SET PROBLEM: Please copy all the lines that follow, word for word.

━━ INFORMATION GIVEN ━━

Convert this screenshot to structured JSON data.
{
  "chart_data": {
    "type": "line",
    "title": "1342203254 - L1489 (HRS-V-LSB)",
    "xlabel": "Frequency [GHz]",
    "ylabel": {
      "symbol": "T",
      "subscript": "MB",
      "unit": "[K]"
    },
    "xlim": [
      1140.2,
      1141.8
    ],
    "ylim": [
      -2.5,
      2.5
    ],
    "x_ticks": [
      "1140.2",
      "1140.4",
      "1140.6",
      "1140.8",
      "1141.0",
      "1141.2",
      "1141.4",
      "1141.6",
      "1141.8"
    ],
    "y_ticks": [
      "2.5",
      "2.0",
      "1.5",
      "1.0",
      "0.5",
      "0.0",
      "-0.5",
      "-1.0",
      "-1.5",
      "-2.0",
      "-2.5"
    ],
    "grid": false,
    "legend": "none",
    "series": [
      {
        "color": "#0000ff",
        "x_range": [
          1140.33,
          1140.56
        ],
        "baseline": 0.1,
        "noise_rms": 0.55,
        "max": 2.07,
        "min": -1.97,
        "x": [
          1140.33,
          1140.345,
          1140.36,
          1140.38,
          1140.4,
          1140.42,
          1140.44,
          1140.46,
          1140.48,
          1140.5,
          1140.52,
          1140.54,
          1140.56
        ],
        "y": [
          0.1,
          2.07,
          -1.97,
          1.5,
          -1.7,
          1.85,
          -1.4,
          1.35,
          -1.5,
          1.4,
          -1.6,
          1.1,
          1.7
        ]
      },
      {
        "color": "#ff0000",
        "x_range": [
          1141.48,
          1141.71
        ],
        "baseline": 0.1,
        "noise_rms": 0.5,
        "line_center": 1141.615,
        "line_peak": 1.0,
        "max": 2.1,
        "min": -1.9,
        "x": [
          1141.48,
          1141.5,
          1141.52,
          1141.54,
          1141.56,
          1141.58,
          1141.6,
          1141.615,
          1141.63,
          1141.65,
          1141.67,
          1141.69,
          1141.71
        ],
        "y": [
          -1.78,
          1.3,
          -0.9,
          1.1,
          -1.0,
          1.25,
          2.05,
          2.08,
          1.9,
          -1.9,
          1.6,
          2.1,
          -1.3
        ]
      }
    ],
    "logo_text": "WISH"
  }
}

━━━

TASK OUTPUT:
Convert this screenshot to structured JSON data.
{
  "chart_data": {
    "type": "line",
    "title": "1342203254 - L1489 (HRS-V-LSB)",
    "xlabel": "Frequency [GHz]",
    "ylabel": {
      "symbol": "T",
      "subscript": "MB",
      "unit": "[K]"
    },
    "xlim": [
      1140.2,
      1141.8
    ],
    "ylim": [
      -2.5,
      2.5
    ],
    "x_ticks": [
      "1140.2",
      "1140.4",
      "1140.6",
      "1140.8",
      "1141.0",
      "1141.2",
      "1141.4",
      "1141.6",
      "1141.8"
    ],
    "y_ticks": [
      "2.5",
      "2.0",
      "1.5",
      "1.0",
      "0.5",
      "0.0",
      "-0.5",
      "-1.0",
      "-1.5",
      "-2.0",
      "-2.5"
    ],
    "grid": false,
    "legend": "none",
    "series": [
      {
        "color": "#0000ff",
        "x_range": [
          1140.33,
          1140.56
        ],
        "baseline": 0.1,
        "noise_rms": 0.55,
        "max": 2.07,
        "min": -1.97,
        "x": [
          1140.33,
          1140.345,
          1140.36,
          1140.38,
          1140.4,
          1140.42,
          1140.44,
          1140.46,
          1140.48,
          1140.5,
          1140.52,
          1140.54,
          1140.56
        ],
        "y": [
          0.1,
          2.07,
          -1.97,
          1.5,
          -1.7,
          1.85,
          -1.4,
          1.35,
          -1.5,
          1.4,
          -1.6,
          1.1,
          1.7
        ]
      },
      {
        "color": "#ff0000",
        "x_range": [
          1141.48,
          1141.71
        ],
        "baseline": 0.1,
        "noise_rms": 0.5,
        "line_center": 1141.615,
        "line_peak": 1.0,
        "max": 2.1,
        "min": -1.9,
        "x": [
          1141.48,
          1141.5,
          1141.52,
          1141.54,
          1141.56,
          1141.58,
          1141.6,
          1141.615,
          1141.63,
          1141.65,
          1141.67,
          1141.69,
          1141.71
        ],
        "y": [
          -1.78,
          1.3,
          -0.9,
          1.1,
          -1.0,
          1.25,
          2.05,
          2.08,
          1.9,
          -1.9,
          1.6,
          2.1,
          -1.3
        ]
      }
    ],
    "logo_text": "WISH"
  }
}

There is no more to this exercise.